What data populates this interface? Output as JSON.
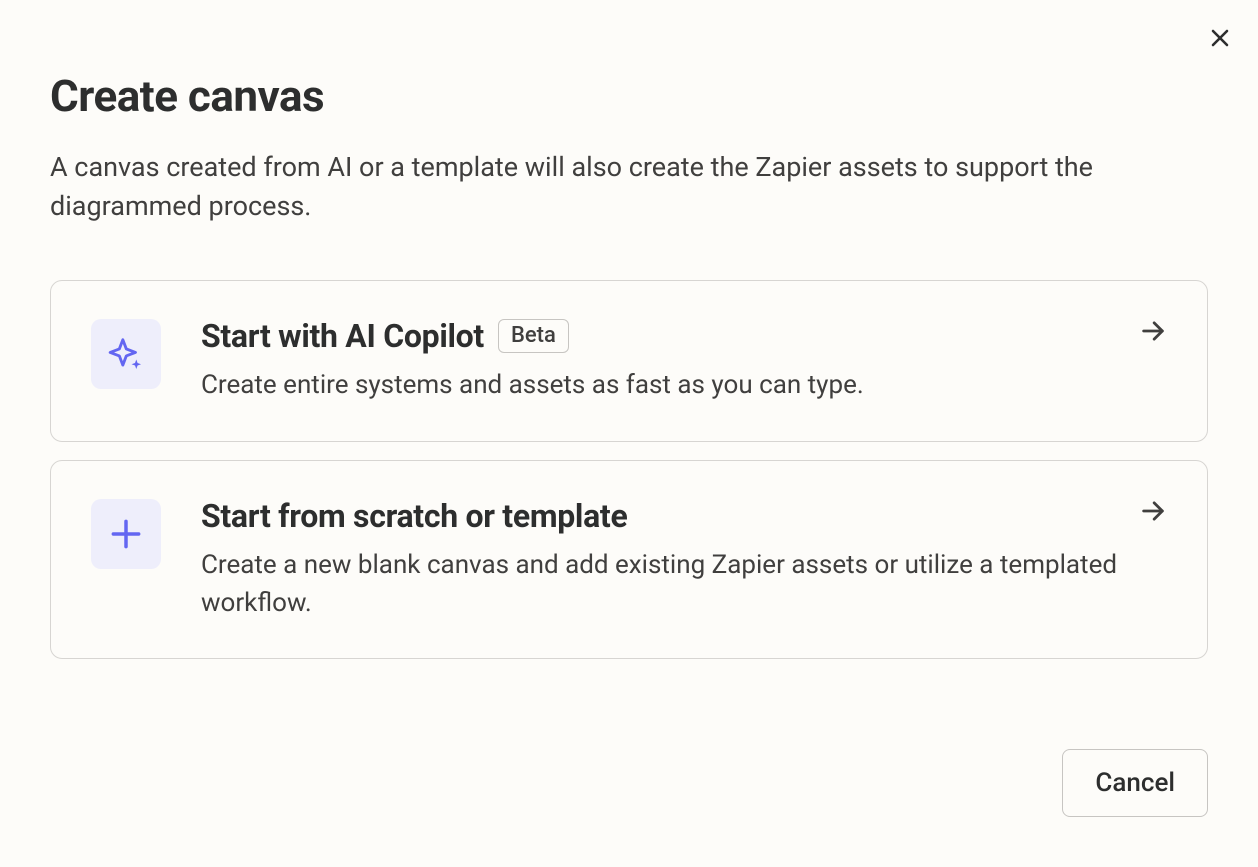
{
  "dialog": {
    "title": "Create canvas",
    "subtitle": "A canvas created from AI or a template will also create the Zapier assets to support the diagrammed process."
  },
  "options": [
    {
      "title": "Start with AI Copilot",
      "badge": "Beta",
      "description": "Create entire systems and assets as fast as you can type."
    },
    {
      "title": "Start from scratch or template",
      "badge": null,
      "description": "Create a new blank canvas and add existing Zapier assets or utilize a templated workflow."
    }
  ],
  "footer": {
    "cancel": "Cancel"
  }
}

::::::

#### Task to carry out
Repeat each entry exactly as given; no pictures belong in the copy.

#### Complete answer
What data populates this interface? Output as JSON.
{
  "dialog": {
    "title": "Create canvas",
    "subtitle": "A canvas created from AI or a template will also create the Zapier assets to support the diagrammed process."
  },
  "options": [
    {
      "title": "Start with AI Copilot",
      "badge": "Beta",
      "description": "Create entire systems and assets as fast as you can type."
    },
    {
      "title": "Start from scratch or template",
      "badge": null,
      "description": "Create a new blank canvas and add existing Zapier assets or utilize a templated workflow."
    }
  ],
  "footer": {
    "cancel": "Cancel"
  }
}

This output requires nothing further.